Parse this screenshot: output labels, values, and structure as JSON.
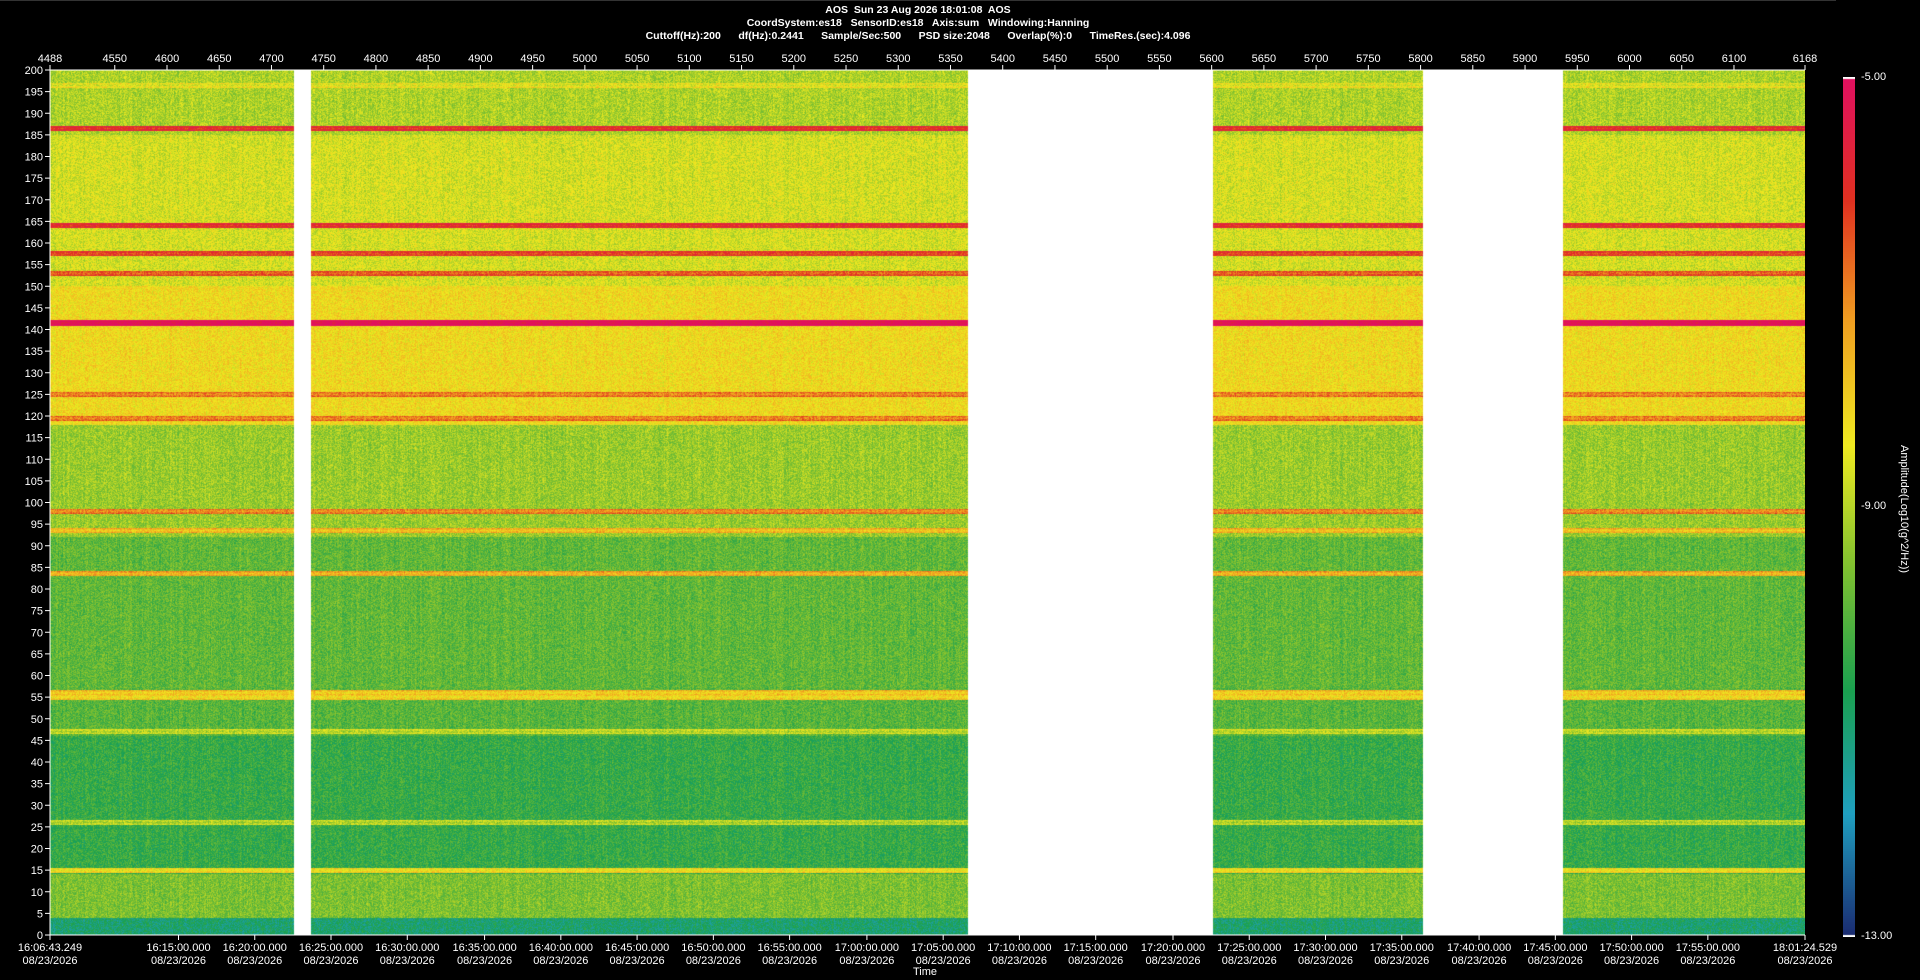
{
  "header": {
    "line1": "AOS  Sun 23 Aug 2026 18:01:08  AOS",
    "line2": "CoordSystem:es18   SensorID:es18   Axis:sum   Windowing:Hanning",
    "line3": "Cuttoff(Hz):200      df(Hz):0.2441      Sample/Sec:500      PSD size:2048      Overlap(%):0      TimeRes.(sec):4.096"
  },
  "colors": {
    "background": "#000000",
    "text": "#ffffff",
    "gaps": "#ffffff",
    "colormap": [
      "#1a2a70",
      "#1f9fc0",
      "#1aa050",
      "#7ec030",
      "#f0ea20",
      "#f0a020",
      "#e03020",
      "#e01060"
    ]
  },
  "chart_data": {
    "type": "heatmap",
    "title": "AOS  Sun 23 Aug 2026 18:01:08  AOS",
    "xlabel": "Time",
    "ylabel": "",
    "colorbar_label": "Amplitude(Log10(g^2/Hz))",
    "colorbar_range": [
      -13.0,
      -5.0
    ],
    "colorbar_ticks": [
      "-5.00",
      "-9.00",
      "-13.00"
    ],
    "ylim": [
      0,
      200
    ],
    "y_ticks": [
      0,
      5,
      10,
      15,
      20,
      25,
      30,
      35,
      40,
      45,
      50,
      55,
      60,
      65,
      70,
      75,
      80,
      85,
      90,
      95,
      100,
      105,
      110,
      115,
      120,
      125,
      130,
      135,
      140,
      145,
      150,
      155,
      160,
      165,
      170,
      175,
      180,
      185,
      190,
      195,
      200
    ],
    "top_index_range": [
      4488,
      6168
    ],
    "top_index_ticks": [
      4488,
      4550,
      4600,
      4650,
      4700,
      4750,
      4800,
      4850,
      4900,
      4950,
      5000,
      5050,
      5100,
      5150,
      5200,
      5250,
      5300,
      5350,
      5400,
      5450,
      5500,
      5550,
      5600,
      5650,
      5700,
      5750,
      5800,
      5850,
      5900,
      5950,
      6000,
      6050,
      6100,
      6168
    ],
    "time_ticks": [
      {
        "index": 4488,
        "time": "16:06:43.249",
        "date": "08/23/2026"
      },
      {
        "index": 4611,
        "time": "16:15:00.000",
        "date": "08/23/2026"
      },
      {
        "index": 4684,
        "time": "16:20:00.000",
        "date": "08/23/2026"
      },
      {
        "index": 4757,
        "time": "16:25:00.000",
        "date": "08/23/2026"
      },
      {
        "index": 4830,
        "time": "16:30:00.000",
        "date": "08/23/2026"
      },
      {
        "index": 4904,
        "time": "16:35:00.000",
        "date": "08/23/2026"
      },
      {
        "index": 4977,
        "time": "16:40:00.000",
        "date": "08/23/2026"
      },
      {
        "index": 5050,
        "time": "16:45:00.000",
        "date": "08/23/2026"
      },
      {
        "index": 5123,
        "time": "16:50:00.000",
        "date": "08/23/2026"
      },
      {
        "index": 5196,
        "time": "16:55:00.000",
        "date": "08/23/2026"
      },
      {
        "index": 5270,
        "time": "17:00:00.000",
        "date": "08/23/2026"
      },
      {
        "index": 5343,
        "time": "17:05:00.000",
        "date": "08/23/2026"
      },
      {
        "index": 5416,
        "time": "17:10:00.000",
        "date": "08/23/2026"
      },
      {
        "index": 5489,
        "time": "17:15:00.000",
        "date": "08/23/2026"
      },
      {
        "index": 5563,
        "time": "17:20:00.000",
        "date": "08/23/2026"
      },
      {
        "index": 5636,
        "time": "17:25:00.000",
        "date": "08/23/2026"
      },
      {
        "index": 5709,
        "time": "17:30:00.000",
        "date": "08/23/2026"
      },
      {
        "index": 5782,
        "time": "17:35:00.000",
        "date": "08/23/2026"
      },
      {
        "index": 5856,
        "time": "17:40:00.000",
        "date": "08/23/2026"
      },
      {
        "index": 5929,
        "time": "17:45:00.000",
        "date": "08/23/2026"
      },
      {
        "index": 6002,
        "time": "17:50:00.000",
        "date": "08/23/2026"
      },
      {
        "index": 6075,
        "time": "17:55:00.000",
        "date": "08/23/2026"
      },
      {
        "index": 6168,
        "time": "18:01:24.529",
        "date": "08/23/2026"
      }
    ],
    "gaps_index": [
      [
        4721,
        4737
      ],
      [
        5366,
        5601
      ],
      [
        5802,
        5936
      ]
    ],
    "spectral_lines": [
      {
        "freq": 141.5,
        "level": -5.3
      },
      {
        "freq": 186.5,
        "level": -6.2
      },
      {
        "freq": 164.0,
        "level": -6.2
      },
      {
        "freq": 157.5,
        "level": -6.5
      },
      {
        "freq": 153.0,
        "level": -6.8
      },
      {
        "freq": 125.0,
        "level": -7.2
      },
      {
        "freq": 119.5,
        "level": -7.2
      },
      {
        "freq": 98.0,
        "level": -7.3
      },
      {
        "freq": 93.5,
        "level": -8.0
      },
      {
        "freq": 83.5,
        "level": -7.8
      },
      {
        "freq": 56.0,
        "level": -8.2
      },
      {
        "freq": 55.0,
        "level": -8.4
      },
      {
        "freq": 47.0,
        "level": -9.2
      },
      {
        "freq": 26.0,
        "level": -9.3
      },
      {
        "freq": 15.0,
        "level": -8.6
      },
      {
        "freq": 196.5,
        "level": -8.8
      }
    ],
    "background_bands": [
      {
        "from": 0,
        "to": 4,
        "level": -11.0
      },
      {
        "from": 4,
        "to": 14,
        "level": -9.6
      },
      {
        "from": 14,
        "to": 46,
        "level": -10.4
      },
      {
        "from": 46,
        "to": 57,
        "level": -10.0
      },
      {
        "from": 57,
        "to": 92,
        "level": -9.9
      },
      {
        "from": 92,
        "to": 118,
        "level": -9.3
      },
      {
        "from": 118,
        "to": 150,
        "level": -8.2
      },
      {
        "from": 150,
        "to": 185,
        "level": -8.7
      },
      {
        "from": 185,
        "to": 200,
        "level": -9.1
      }
    ]
  }
}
-------
TASK PROMPT
Every line is to be duplicated exactly, though pictures stay out.

THE ANSWER
Parse this screenshot: output labels, values, and structure as JSON.
{
  "header": {
    "line1": "AOS  Sun 23 Aug 2026 18:01:08  AOS",
    "line2": "CoordSystem:es18   SensorID:es18   Axis:sum   Windowing:Hanning",
    "line3": "Cuttoff(Hz):200      df(Hz):0.2441      Sample/Sec:500      PSD size:2048      Overlap(%):0      TimeRes.(sec):4.096"
  },
  "colors": {
    "background": "#000000",
    "text": "#ffffff",
    "gaps": "#ffffff",
    "colormap": [
      "#1a2a70",
      "#1f9fc0",
      "#1aa050",
      "#7ec030",
      "#f0ea20",
      "#f0a020",
      "#e03020",
      "#e01060"
    ]
  },
  "chart_data": {
    "type": "heatmap",
    "title": "AOS  Sun 23 Aug 2026 18:01:08  AOS",
    "xlabel": "Time",
    "ylabel": "",
    "colorbar_label": "Amplitude(Log10(g^2/Hz))",
    "colorbar_range": [
      -13.0,
      -5.0
    ],
    "colorbar_ticks": [
      "-5.00",
      "-9.00",
      "-13.00"
    ],
    "ylim": [
      0,
      200
    ],
    "y_ticks": [
      0,
      5,
      10,
      15,
      20,
      25,
      30,
      35,
      40,
      45,
      50,
      55,
      60,
      65,
      70,
      75,
      80,
      85,
      90,
      95,
      100,
      105,
      110,
      115,
      120,
      125,
      130,
      135,
      140,
      145,
      150,
      155,
      160,
      165,
      170,
      175,
      180,
      185,
      190,
      195,
      200
    ],
    "top_index_range": [
      4488,
      6168
    ],
    "top_index_ticks": [
      4488,
      4550,
      4600,
      4650,
      4700,
      4750,
      4800,
      4850,
      4900,
      4950,
      5000,
      5050,
      5100,
      5150,
      5200,
      5250,
      5300,
      5350,
      5400,
      5450,
      5500,
      5550,
      5600,
      5650,
      5700,
      5750,
      5800,
      5850,
      5900,
      5950,
      6000,
      6050,
      6100,
      6168
    ],
    "time_ticks": [
      {
        "index": 4488,
        "time": "16:06:43.249",
        "date": "08/23/2026"
      },
      {
        "index": 4611,
        "time": "16:15:00.000",
        "date": "08/23/2026"
      },
      {
        "index": 4684,
        "time": "16:20:00.000",
        "date": "08/23/2026"
      },
      {
        "index": 4757,
        "time": "16:25:00.000",
        "date": "08/23/2026"
      },
      {
        "index": 4830,
        "time": "16:30:00.000",
        "date": "08/23/2026"
      },
      {
        "index": 4904,
        "time": "16:35:00.000",
        "date": "08/23/2026"
      },
      {
        "index": 4977,
        "time": "16:40:00.000",
        "date": "08/23/2026"
      },
      {
        "index": 5050,
        "time": "16:45:00.000",
        "date": "08/23/2026"
      },
      {
        "index": 5123,
        "time": "16:50:00.000",
        "date": "08/23/2026"
      },
      {
        "index": 5196,
        "time": "16:55:00.000",
        "date": "08/23/2026"
      },
      {
        "index": 5270,
        "time": "17:00:00.000",
        "date": "08/23/2026"
      },
      {
        "index": 5343,
        "time": "17:05:00.000",
        "date": "08/23/2026"
      },
      {
        "index": 5416,
        "time": "17:10:00.000",
        "date": "08/23/2026"
      },
      {
        "index": 5489,
        "time": "17:15:00.000",
        "date": "08/23/2026"
      },
      {
        "index": 5563,
        "time": "17:20:00.000",
        "date": "08/23/2026"
      },
      {
        "index": 5636,
        "time": "17:25:00.000",
        "date": "08/23/2026"
      },
      {
        "index": 5709,
        "time": "17:30:00.000",
        "date": "08/23/2026"
      },
      {
        "index": 5782,
        "time": "17:35:00.000",
        "date": "08/23/2026"
      },
      {
        "index": 5856,
        "time": "17:40:00.000",
        "date": "08/23/2026"
      },
      {
        "index": 5929,
        "time": "17:45:00.000",
        "date": "08/23/2026"
      },
      {
        "index": 6002,
        "time": "17:50:00.000",
        "date": "08/23/2026"
      },
      {
        "index": 6075,
        "time": "17:55:00.000",
        "date": "08/23/2026"
      },
      {
        "index": 6168,
        "time": "18:01:24.529",
        "date": "08/23/2026"
      }
    ],
    "gaps_index": [
      [
        4721,
        4737
      ],
      [
        5366,
        5601
      ],
      [
        5802,
        5936
      ]
    ],
    "spectral_lines": [
      {
        "freq": 141.5,
        "level": -5.3
      },
      {
        "freq": 186.5,
        "level": -6.2
      },
      {
        "freq": 164.0,
        "level": -6.2
      },
      {
        "freq": 157.5,
        "level": -6.5
      },
      {
        "freq": 153.0,
        "level": -6.8
      },
      {
        "freq": 125.0,
        "level": -7.2
      },
      {
        "freq": 119.5,
        "level": -7.2
      },
      {
        "freq": 98.0,
        "level": -7.3
      },
      {
        "freq": 93.5,
        "level": -8.0
      },
      {
        "freq": 83.5,
        "level": -7.8
      },
      {
        "freq": 56.0,
        "level": -8.2
      },
      {
        "freq": 55.0,
        "level": -8.4
      },
      {
        "freq": 47.0,
        "level": -9.2
      },
      {
        "freq": 26.0,
        "level": -9.3
      },
      {
        "freq": 15.0,
        "level": -8.6
      },
      {
        "freq": 196.5,
        "level": -8.8
      }
    ],
    "background_bands": [
      {
        "from": 0,
        "to": 4,
        "level": -11.0
      },
      {
        "from": 4,
        "to": 14,
        "level": -9.6
      },
      {
        "from": 14,
        "to": 46,
        "level": -10.4
      },
      {
        "from": 46,
        "to": 57,
        "level": -10.0
      },
      {
        "from": 57,
        "to": 92,
        "level": -9.9
      },
      {
        "from": 92,
        "to": 118,
        "level": -9.3
      },
      {
        "from": 118,
        "to": 150,
        "level": -8.2
      },
      {
        "from": 150,
        "to": 185,
        "level": -8.7
      },
      {
        "from": 185,
        "to": 200,
        "level": -9.1
      }
    ]
  }
}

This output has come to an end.